Work to be completed
Omit the pictures, then write out every entry exactly as it reads.

Data listing
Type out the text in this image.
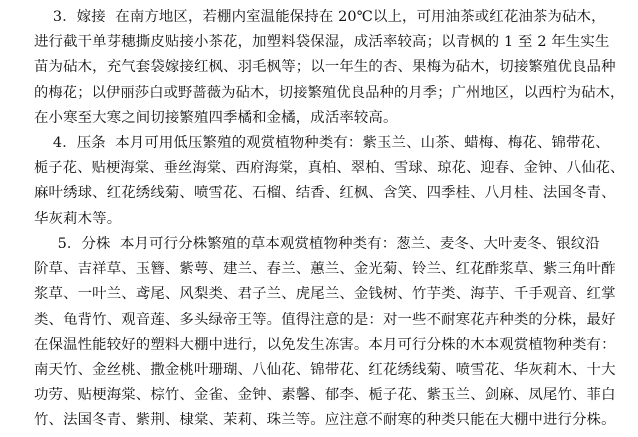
3．嫁接  在南方地区，若棚内室温能保持在 20℃以上，可用油茶或红花油茶为砧木，
进行截干单芽穗撕皮贴接小茶花，加塑料袋保湿，成活率较高；以青枫的 1 至 2 年生实生
苗为砧木，充气套袋嫁接红枫、羽毛枫等；以一年生的杏、果梅为砧木，切接繁殖优良品种
的梅花；以伊丽莎白或野蔷薇为砧木，切接繁殖优良品种的月季；广州地区，以西柠为砧木，
在小寒至大寒之间切接繁殖四季橘和金橘，成活率较高。
4．压条  本月可用低压繁殖的观赏植物种类有：紫玉兰、山茶、蜡梅、梅花、锦带花、
栀子花、贴梗海棠、垂丝海棠、西府海棠，真柏、翠柏、雪球、琼花、迎春、金钟、八仙花、
麻叶绣球、红花绣线菊、喷雪花、石榴、结香、红枫、含笑、四季桂、八月桂、法国冬青、
华灰莉木等。
5．分株  本月可行分株繁殖的草本观赏植物种类有：葱兰、麦冬、大叶麦冬、银纹沿
阶草、吉祥草、玉簪、紫萼、建兰、春兰、蕙兰、金光菊、铃兰、红花酢浆草、紫三角叶酢
浆草、一叶兰、鸢尾、风梨类、君子兰、虎尾兰、金钱树、竹芋类、海芋、千手观音、红掌
类、龟背竹、观音莲、多头绿帝王等。值得注意的是：对一些不耐寒花卉种类的分株，最好
在保温性能较好的塑料大棚中进行，以免发生冻害。本月可行分株的木本观赏植物种类有：
南天竹、金丝桃、撒金桃叶珊瑚、八仙花、锦带花、红花绣线菊、喷雪花、华灰莉木、十大
功劳、贴梗海棠、棕竹、金雀、金钟、素馨、郁李、栀子花、紫玉兰、剑麻、凤尾竹、菲白
竹、法国冬青、紫荆、棣棠、茉莉、珠兰等。应注意不耐寒的种类只能在大棚中进行分株。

Correct answer
Type out the text in this image.
3．嫁接  在南方地区，若棚内室温能保持在 20℃以上，可用油茶或红花油茶为砧木，
进行截干单芽穗撕皮贴接小茶花，加塑料袋保湿，成活率较高；以青枫的 1 至 2 年生实生
苗为砧木，充气套袋嫁接红枫、羽毛枫等；以一年生的杏、果梅为砧木，切接繁殖优良品种
的梅花；以伊丽莎白或野蔷薇为砧木，切接繁殖优良品种的月季；广州地区，以西柠为砧木，
在小寒至大寒之间切接繁殖四季橘和金橘，成活率较高。
4．压条  本月可用低压繁殖的观赏植物种类有：紫玉兰、山茶、蜡梅、梅花、锦带花、
栀子花、贴梗海棠、垂丝海棠、西府海棠，真柏、翠柏、雪球、琼花、迎春、金钟、八仙花、
麻叶绣球、红花绣线菊、喷雪花、石榴、结香、红枫、含笑、四季桂、八月桂、法国冬青、
华灰莉木等。
5．分株  本月可行分株繁殖的草本观赏植物种类有：葱兰、麦冬、大叶麦冬、银纹沿
阶草、吉祥草、玉簪、紫萼、建兰、春兰、蕙兰、金光菊、铃兰、红花酢浆草、紫三角叶酢
浆草、一叶兰、鸢尾、风梨类、君子兰、虎尾兰、金钱树、竹芋类、海芋、千手观音、红掌
类、龟背竹、观音莲、多头绿帝王等。值得注意的是：对一些不耐寒花卉种类的分株，最好
在保温性能较好的塑料大棚中进行，以免发生冻害。本月可行分株的木本观赏植物种类有：
南天竹、金丝桃、撒金桃叶珊瑚、八仙花、锦带花、红花绣线菊、喷雪花、华灰莉木、十大
功劳、贴梗海棠、棕竹、金雀、金钟、素馨、郁李、栀子花、紫玉兰、剑麻、凤尾竹、菲白
竹、法国冬青、紫荆、棣棠、茉莉、珠兰等。应注意不耐寒的种类只能在大棚中进行分株。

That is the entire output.